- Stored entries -
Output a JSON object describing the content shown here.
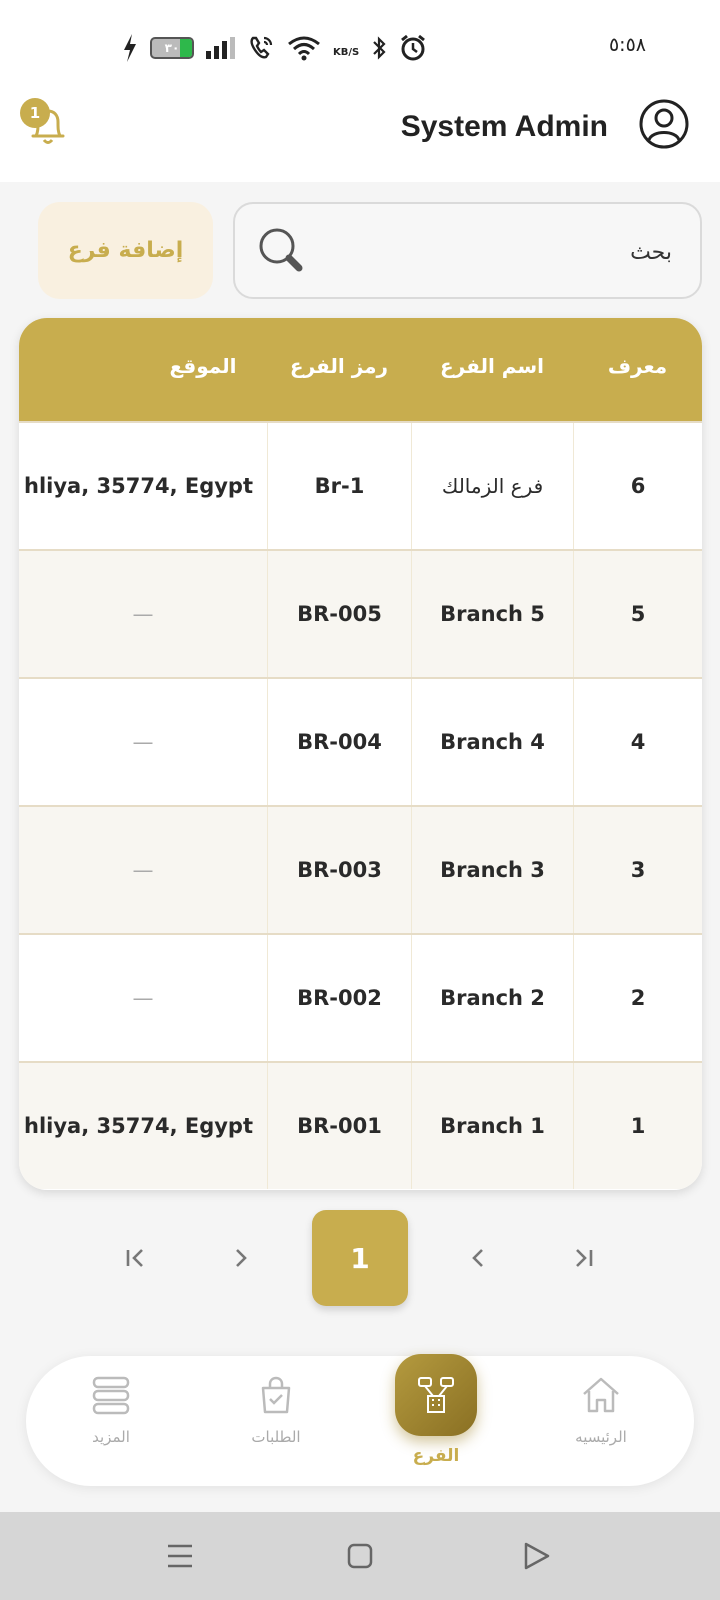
{
  "status_bar": {
    "battery_level": "٣٠",
    "speed_unit": "KB/S",
    "time": "٥:٥٨"
  },
  "header": {
    "notification_count": "1",
    "user_name": "System Admin"
  },
  "toolbar": {
    "add_branch_label": "إضافة فرع",
    "search_placeholder": "بحث"
  },
  "table": {
    "columns": {
      "id": "معرف",
      "name": "اسم الفرع",
      "code": "رمز الفرع",
      "location": "الموقع"
    },
    "rows": [
      {
        "id": "6",
        "name": "فرع الزمالك",
        "code": "Br-1",
        "location": "hliya, 35774, Egypt"
      },
      {
        "id": "5",
        "name": "Branch 5",
        "code": "BR-005",
        "location": "—"
      },
      {
        "id": "4",
        "name": "Branch 4",
        "code": "BR-004",
        "location": "—"
      },
      {
        "id": "3",
        "name": "Branch 3",
        "code": "BR-003",
        "location": "—"
      },
      {
        "id": "2",
        "name": "Branch 2",
        "code": "BR-002",
        "location": "—"
      },
      {
        "id": "1",
        "name": "Branch 1",
        "code": "BR-001",
        "location": "hliya, 35774, Egypt"
      }
    ]
  },
  "pagination": {
    "current_page": "1",
    "first_icon": "first-page-icon",
    "prev_icon": "chevron-right-icon",
    "next_icon": "chevron-left-icon",
    "last_icon": "last-page-icon"
  },
  "bottom_nav": {
    "items": [
      {
        "label": "المزيد",
        "icon": "menu-stack-icon"
      },
      {
        "label": "الطلبات",
        "icon": "shopping-bag-icon"
      },
      {
        "label": "الفرع",
        "icon": "branch-icon",
        "active": true
      },
      {
        "label": "الرئيسيه",
        "icon": "home-icon"
      }
    ]
  },
  "colors": {
    "accent": "#c8ad4e",
    "accent_light": "#f9f0e0",
    "row_alt": "#f8f6f1"
  }
}
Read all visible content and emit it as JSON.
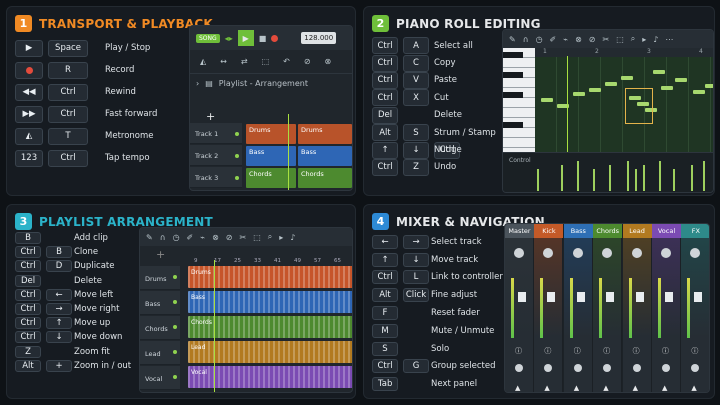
{
  "colors": {
    "orange": "#f08a24",
    "green": "#6fbf3a",
    "teal": "#2bb3c9",
    "blue": "#2d8ad6"
  },
  "p1": {
    "num": "1",
    "title": "TRANSPORT & PLAYBACK",
    "rows": [
      {
        "k1": "▶",
        "label": "Play / Stop",
        "k2": "Space"
      },
      {
        "k1": "●",
        "label": "Record",
        "k2": "R"
      },
      {
        "k1": "◀◀",
        "label": "Rewind",
        "k2": "Ctrl"
      },
      {
        "k1": "▶▶",
        "label": "Fast forward",
        "k2": "Ctrl"
      },
      {
        "k1": "metronome-icon",
        "label": "Metronome",
        "k2": "T"
      },
      {
        "k1": "123",
        "label": "Tap tempo",
        "k2": "Ctrl"
      }
    ],
    "app": {
      "song": "SONG",
      "tempo": "128.000",
      "playlist": "Playlist - Arrangement",
      "tracks": [
        "Track 1",
        "Track 2",
        "Track 3"
      ],
      "clips": [
        "Drums",
        "Drums",
        "Bass",
        "Bass",
        "Chords",
        "Chords"
      ]
    }
  },
  "p2": {
    "num": "2",
    "title": "PIANO ROLL EDITING",
    "rows": [
      {
        "a": "Ctrl",
        "b": "A",
        "label": "Select all"
      },
      {
        "a": "Ctrl",
        "b": "C",
        "label": "Copy"
      },
      {
        "a": "Ctrl",
        "b": "V",
        "label": "Paste"
      },
      {
        "a": "Ctrl",
        "b": "X",
        "label": "Cut"
      },
      {
        "a": "Del",
        "b": "",
        "label": "Delete"
      },
      {
        "a": "Alt",
        "b": "S",
        "label": "Strum / Stamp"
      },
      {
        "a": "↑",
        "b": "↓",
        "c": "Ctrl",
        "label": "Nudge"
      },
      {
        "a": "Ctrl",
        "b": "Z",
        "label": "Undo"
      }
    ],
    "app": {
      "control": "Control",
      "ruler": [
        "1",
        "2",
        "3",
        "4"
      ]
    }
  },
  "p3": {
    "num": "3",
    "title": "PLAYLIST ARRANGEMENT",
    "rows": [
      {
        "a": "B",
        "b": "",
        "label": "Add clip"
      },
      {
        "a": "Ctrl",
        "b": "B",
        "label": "Clone"
      },
      {
        "a": "Ctrl",
        "b": "D",
        "label": "Duplicate"
      },
      {
        "a": "Del",
        "b": "",
        "label": "Delete"
      },
      {
        "a": "Ctrl",
        "b": "←",
        "label": "Move left"
      },
      {
        "a": "Ctrl",
        "b": "→",
        "label": "Move right"
      },
      {
        "a": "Ctrl",
        "b": "↑",
        "label": "Move up"
      },
      {
        "a": "Ctrl",
        "b": "↓",
        "label": "Move down"
      },
      {
        "a": "Z",
        "b": "",
        "label": "Zoom fit"
      },
      {
        "a": "Alt",
        "b": "+",
        "label": "Zoom in / out"
      }
    ],
    "app": {
      "tracks": [
        "Drums",
        "Bass",
        "Chords",
        "Lead",
        "Vocal"
      ],
      "ruler": [
        "9",
        "17",
        "25",
        "33",
        "41",
        "49",
        "57",
        "65",
        "73"
      ]
    }
  },
  "p4": {
    "num": "4",
    "title": "MIXER & NAVIGATION",
    "rows": [
      {
        "a": "←",
        "b": "→",
        "label": "Select track"
      },
      {
        "a": "↑",
        "b": "↓",
        "label": "Move track"
      },
      {
        "a": "Ctrl",
        "b": "L",
        "label": "Link to controller"
      },
      {
        "a": "Alt",
        "b": "Click",
        "label": "Fine adjust"
      },
      {
        "a": "F",
        "b": "",
        "label": "Reset fader"
      },
      {
        "a": "M",
        "b": "",
        "label": "Mute / Unmute"
      },
      {
        "a": "S",
        "b": "",
        "label": "Solo"
      },
      {
        "a": "Ctrl",
        "b": "G",
        "label": "Group selected"
      },
      {
        "a": "Tab",
        "b": "",
        "label": "Next panel"
      }
    ],
    "app": {
      "channels": [
        "Master",
        "Kick",
        "Bass",
        "Chords",
        "Lead",
        "Vocal",
        "FX"
      ]
    }
  }
}
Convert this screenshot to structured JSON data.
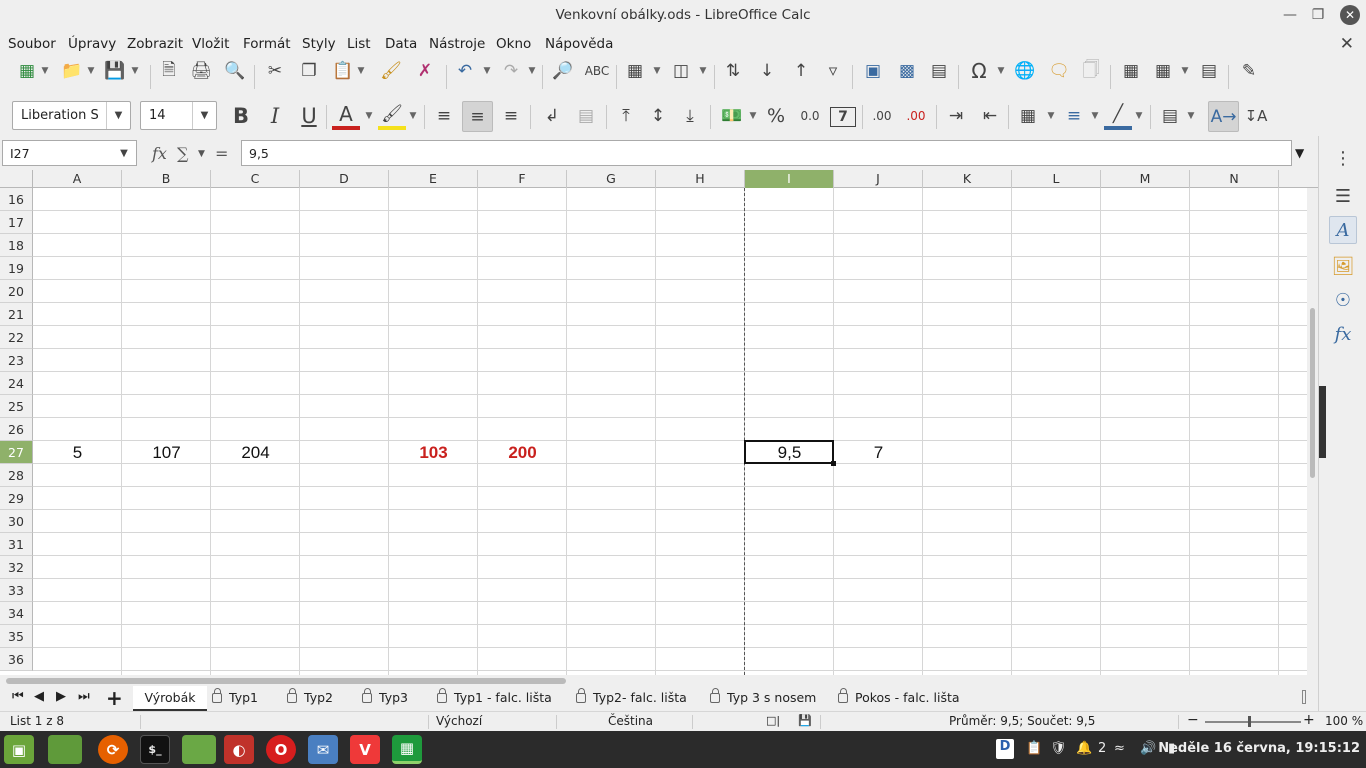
{
  "window": {
    "title": "Venkovní obálky.ods - LibreOffice Calc"
  },
  "menu": [
    "Soubor",
    "Úpravy",
    "Zobrazit",
    "Vložit",
    "Formát",
    "Styly",
    "List",
    "Data",
    "Nástroje",
    "Okno",
    "Nápověda"
  ],
  "format": {
    "font_name": "Liberation S",
    "font_size": "14",
    "percent": "%",
    "number": "0.0",
    "decimals_add": ".00",
    "decimals_remove": ".00"
  },
  "formula": {
    "cell_ref": "I27",
    "content": "9,5",
    "fx": "fx",
    "sum": "∑",
    "equals": "="
  },
  "grid": {
    "columns": [
      "A",
      "B",
      "C",
      "D",
      "E",
      "F",
      "G",
      "H",
      "I",
      "J",
      "K",
      "L",
      "M",
      "N"
    ],
    "rows": [
      "16",
      "17",
      "18",
      "19",
      "20",
      "21",
      "22",
      "23",
      "24",
      "25",
      "26",
      "27",
      "28",
      "29",
      "30",
      "31",
      "32",
      "33",
      "34",
      "35",
      "36"
    ],
    "selected_column": "I",
    "selected_row": "27",
    "row27": {
      "A": "5",
      "B": "107",
      "C": "204",
      "E": "103",
      "F": "200",
      "I": "9,5",
      "J": "7"
    },
    "accent_red": "#c9211e",
    "selection_green": "#8fb16a"
  },
  "sheets": [
    "Výrobák",
    "Typ1",
    "Typ2",
    "Typ3",
    "Typ1 - falc. lišta",
    "Typ2- falc. lišta",
    "Typ 3 s nosem",
    "Pokos - falc. lišta"
  ],
  "active_sheet": "Výrobák",
  "status": {
    "sheet_info": "List 1 z 8",
    "page_style": "Výchozí",
    "language": "Čeština",
    "summary": "Průměr: 9,5; Součet: 9,5",
    "zoom": "100 %",
    "zoom_fraction": 0.45
  },
  "taskbar": {
    "workspace": "2",
    "clock": "Neděle 16 června, 19:15:12",
    "apps": [
      "mint-menu",
      "files-green",
      "firefox",
      "terminal",
      "files",
      "prism",
      "opera",
      "mail",
      "vivaldi",
      "calc"
    ],
    "terminal_label": "$_"
  }
}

- Exercise prompt -
Tally the lines of the records holding the word "chevron", then give only the resulting number.

- Full answer -
2